### EXERCICE PROPOSÉ
Recopiez intégralement le texte sur l'éco-rencontre, sans rien y changer.

Il y avait des enfants, des tout petits et des plus grands, il y avait des jeunes et des jeunes adultes, il y avait des gens de plus de soixante dix ans, il y avait des femmes autant que d’homme, elles avaient toute leur place dans les assemblées. Il y avait ceux qui aiment les tipis et les roulottes, d’autres en dreadlocks, il y avait les amateurs de do in ou de yoga, celles qui aiment les pierres ou le travail du cuir, il y avait des artistes, des nomades, des enseignants, des paysans, des cadres, des engagés des luttes sociales et écologiques… Il faudrait parler de la place donnée aux peuples premiers et à la toute nouvelle monnaie locale cévenole l’« aïga », il faudrait évoquer toutes ces langues qu’on entendait parler.. . La diversité était là.
Avoir une terre
Sur le long terme le projet c’est de trouver les moyens pour acheter une terre et là pouvoir enfin innover un peu plus, tant sur le plan social qu’écologique. Surtout peut-être, ce sera un lieu de rencontres ouvert à celles et ceux qui s’engagent dans la transition. « Il sera une Terre… pour vivre ensemble en créant des liens… pour sortir de la marge et créer une nouvelle histoire… pour croire en un futur possible… » C’est ce qui est écrit sur la quatrième de couverture du « carnet de bord » donné au participant à son arrivée à l’éco rencontre.

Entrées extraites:
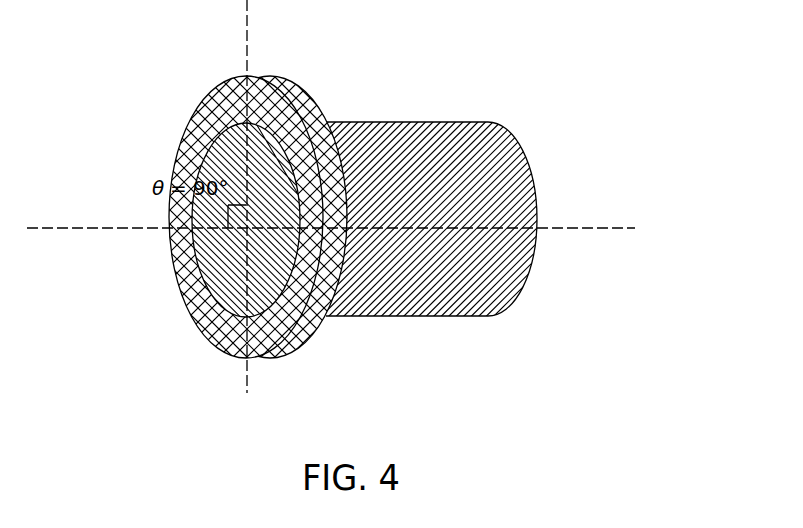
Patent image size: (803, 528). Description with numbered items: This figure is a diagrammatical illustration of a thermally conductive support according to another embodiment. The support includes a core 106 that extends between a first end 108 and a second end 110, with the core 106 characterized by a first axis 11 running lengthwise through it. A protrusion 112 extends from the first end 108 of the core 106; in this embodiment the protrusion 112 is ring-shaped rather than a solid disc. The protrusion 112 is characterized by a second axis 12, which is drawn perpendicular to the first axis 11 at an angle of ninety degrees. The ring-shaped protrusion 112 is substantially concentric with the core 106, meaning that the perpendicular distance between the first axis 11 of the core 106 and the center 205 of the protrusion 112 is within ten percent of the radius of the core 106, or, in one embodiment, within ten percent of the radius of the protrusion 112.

The first axis 11 is at (612, 228).
The second axis 12 is at (247, 10).
The core 106 is at (421, 122).
The first end 108 is at (262, 353).
The second end 110 is at (488, 317).
The protrusion 112 is at (304, 85).
The center 205 is at (247, 228).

### RÉPONSE COMPLÈTE
Il y avait des enfants, des tout petits et des plus grands, il y avait des jeunes et des jeunes adultes, il y avait des gens de plus de soixante dix ans, il y avait des femmes autant que d’homme, elles avaient toute leur place dans les assemblées. Il y avait ceux qui aiment les tipis et les roulottes, d’autres en dreadlocks, il y avait les amateurs de do in ou de yoga, celles qui aiment les pierres ou le travail du cuir, il y avait des artistes, des nomades, des enseignants, des paysans, des cadres, des engagés des luttes sociales et écologiques… Il faudrait parler de la place donnée aux peuples premiers et à la toute nouvelle monnaie locale cévenole l’« aïga », il faudrait évoquer toutes ces langues qu’on entendait parler.. . La diversité était là.
Avoir une terre
Sur le long terme le projet c’est de trouver les moyens pour acheter une terre et là pouvoir enfin innover un peu plus, tant sur le plan social qu’écologique. Surtout peut-être, ce sera un lieu de rencontres ouvert à celles et ceux qui s’engagent dans la transition. « Il sera une Terre… pour vivre ensemble en créant des liens… pour sortir de la marge et créer une nouvelle histoire… pour croire en un futur possible… » C’est ce qui est écrit sur la quatrième de couverture du « carnet de bord » donné au participant à son arrivée à l’éco rencontre.